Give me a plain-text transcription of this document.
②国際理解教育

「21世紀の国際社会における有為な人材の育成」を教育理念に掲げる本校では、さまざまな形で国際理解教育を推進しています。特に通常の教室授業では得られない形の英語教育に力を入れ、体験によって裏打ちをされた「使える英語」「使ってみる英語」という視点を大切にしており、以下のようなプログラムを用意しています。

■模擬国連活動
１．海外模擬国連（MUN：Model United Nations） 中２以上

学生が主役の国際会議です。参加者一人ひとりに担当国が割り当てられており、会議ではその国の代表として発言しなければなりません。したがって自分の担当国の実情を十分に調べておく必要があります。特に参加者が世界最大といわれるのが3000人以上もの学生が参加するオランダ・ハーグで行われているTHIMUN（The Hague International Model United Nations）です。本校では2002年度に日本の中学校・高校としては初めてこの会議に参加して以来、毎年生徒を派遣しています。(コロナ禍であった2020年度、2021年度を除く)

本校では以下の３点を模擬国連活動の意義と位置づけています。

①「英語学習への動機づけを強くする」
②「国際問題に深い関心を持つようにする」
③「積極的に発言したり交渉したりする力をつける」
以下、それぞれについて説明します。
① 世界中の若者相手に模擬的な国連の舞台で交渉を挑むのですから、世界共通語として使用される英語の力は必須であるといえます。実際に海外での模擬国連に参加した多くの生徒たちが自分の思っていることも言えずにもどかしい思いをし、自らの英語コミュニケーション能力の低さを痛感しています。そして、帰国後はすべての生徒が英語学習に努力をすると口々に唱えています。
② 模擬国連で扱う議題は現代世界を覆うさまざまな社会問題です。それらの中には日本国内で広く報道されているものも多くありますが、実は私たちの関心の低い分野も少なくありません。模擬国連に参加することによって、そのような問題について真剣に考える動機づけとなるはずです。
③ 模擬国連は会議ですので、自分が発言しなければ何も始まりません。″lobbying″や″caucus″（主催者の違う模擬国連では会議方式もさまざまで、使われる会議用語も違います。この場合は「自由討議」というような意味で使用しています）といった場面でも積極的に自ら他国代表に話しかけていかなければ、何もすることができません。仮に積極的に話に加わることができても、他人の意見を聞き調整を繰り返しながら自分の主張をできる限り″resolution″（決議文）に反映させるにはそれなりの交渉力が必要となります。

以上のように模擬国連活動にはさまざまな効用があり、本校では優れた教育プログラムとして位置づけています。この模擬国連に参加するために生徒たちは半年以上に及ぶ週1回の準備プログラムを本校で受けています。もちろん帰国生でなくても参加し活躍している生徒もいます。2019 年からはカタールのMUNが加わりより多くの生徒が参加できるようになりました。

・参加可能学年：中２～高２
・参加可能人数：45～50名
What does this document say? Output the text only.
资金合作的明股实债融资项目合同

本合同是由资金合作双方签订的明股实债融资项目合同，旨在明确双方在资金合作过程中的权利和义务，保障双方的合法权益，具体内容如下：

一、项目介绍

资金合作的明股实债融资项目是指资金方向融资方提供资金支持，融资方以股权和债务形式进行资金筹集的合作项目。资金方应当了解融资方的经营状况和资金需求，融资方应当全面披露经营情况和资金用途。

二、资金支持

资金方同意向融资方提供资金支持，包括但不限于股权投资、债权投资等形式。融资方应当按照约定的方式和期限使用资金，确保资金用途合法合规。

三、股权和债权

** Aim of the exercise **
Determine how many lines include the word "this" and report that number by itself.

** Exercise output **
2